Source material:
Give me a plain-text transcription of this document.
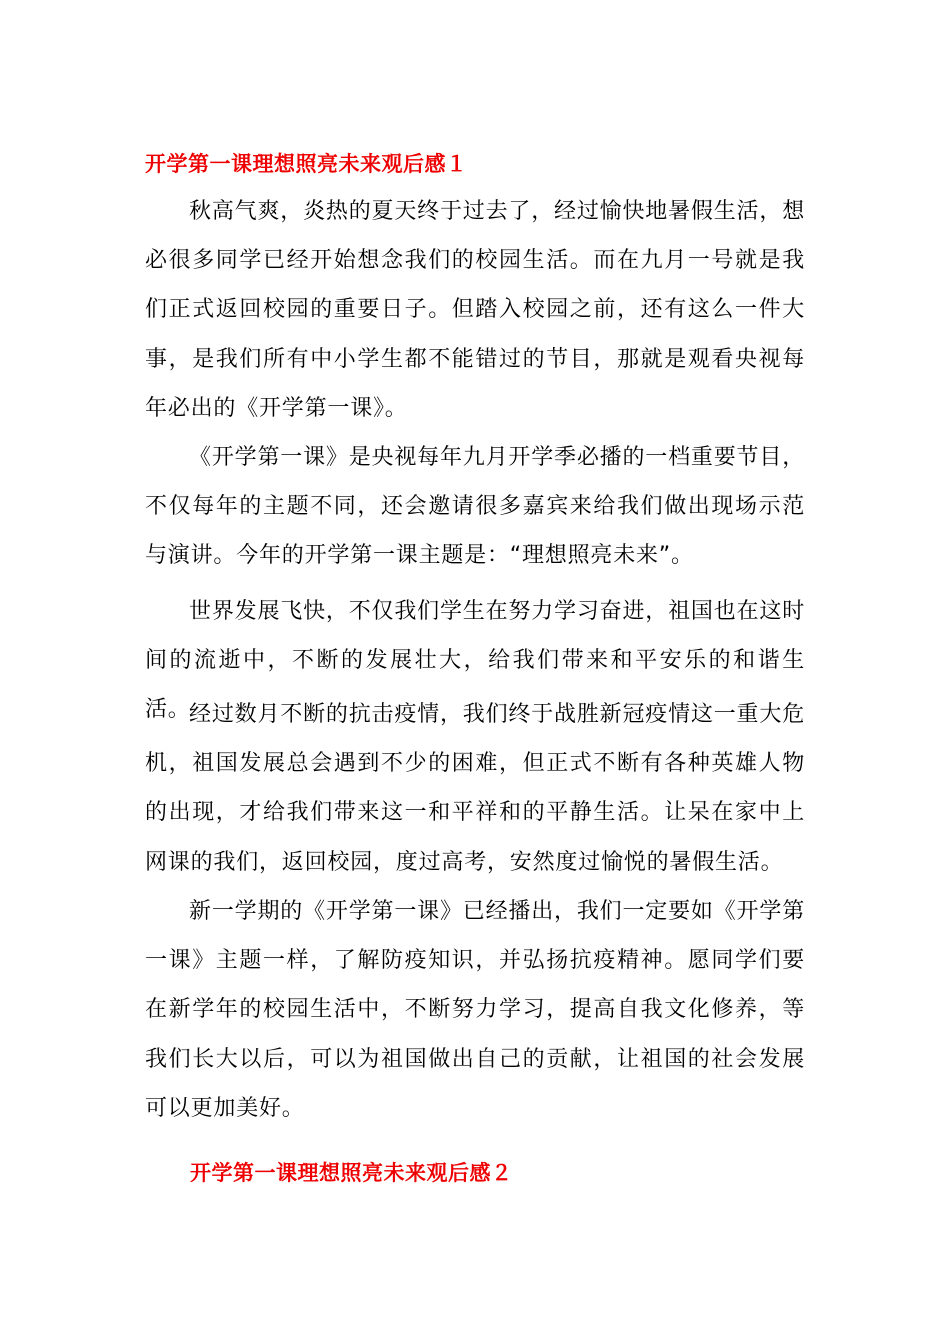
开学第一课理想照亮未来观后感１

秋高气爽，炎热的夏天终于过去了，经过愉快地暑假生活，想必很多同学已经开始想念我们的校园生活。而在九月一号就是我们正式返回校园的重要日子。但踏入校园之前，还有这么一件大事，是我们所有中小学生都不能错过的节目，那就是观看央视每年必出的《开学第一课》。

《开学第一课》是央视每年九月开学季必播的一档重要节目，不仅每年的主题不同，还会邀请很多嘉宾来给我们做出现场示范与演讲。今年的开学第一课主题是：“理想照亮未来”。

世界发展飞快，不仅我们学生在努力学习奋进，祖国也在这时间的流逝中，不断的发展壮大，给我们带来和平安乐的和谐生活。

经过数月不断的抗击疫情，我们终于战胜新冠疫情这一重大危机，祖国发展总会遇到不少的困难，但正式不断有各种英雄人物的出现，才给我们带来这一和平祥和的平静生活。让呆在家中上网课的我们，返回校园，度过高考，安然度过愉悦的暑假生活。

新一学期的《开学第一课》已经播出，我们一定要如《开学第一课》主题一样，了解防疫知识，并弘扬抗疫精神。愿同学们要在新学年的校园生活中，不断努力学习，提高自我文化修养，等我们长大以后，可以为祖国做出自己的贡献，让祖国的社会发展可以更加美好。

开学第一课理想照亮未来观后感２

Description of the task:
Omit the pictures and reproduce the listing exactly.

Solution for this task:
Give me a plain-text transcription of this document.
开学第一课理想照亮未来观后感１

秋高气爽，炎热的夏天终于过去了，经过愉快地暑假生活，想必很多同学已经开始想念我们的校园生活。而在九月一号就是我们正式返回校园的重要日子。但踏入校园之前，还有这么一件大事，是我们所有中小学生都不能错过的节目，那就是观看央视每年必出的《开学第一课》。

《开学第一课》是央视每年九月开学季必播的一档重要节目，不仅每年的主题不同，还会邀请很多嘉宾来给我们做出现场示范与演讲。今年的开学第一课主题是：“理想照亮未来”。

世界发展飞快，不仅我们学生在努力学习奋进，祖国也在这时间的流逝中，不断的发展壮大，给我们带来和平安乐的和谐生活。

经过数月不断的抗击疫情，我们终于战胜新冠疫情这一重大危机，祖国发展总会遇到不少的困难，但正式不断有各种英雄人物的出现，才给我们带来这一和平祥和的平静生活。让呆在家中上网课的我们，返回校园，度过高考，安然度过愉悦的暑假生活。

新一学期的《开学第一课》已经播出，我们一定要如《开学第一课》主题一样，了解防疫知识，并弘扬抗疫精神。愿同学们要在新学年的校园生活中，不断努力学习，提高自我文化修养，等我们长大以后，可以为祖国做出自己的贡献，让祖国的社会发展可以更加美好。

开学第一课理想照亮未来观后感２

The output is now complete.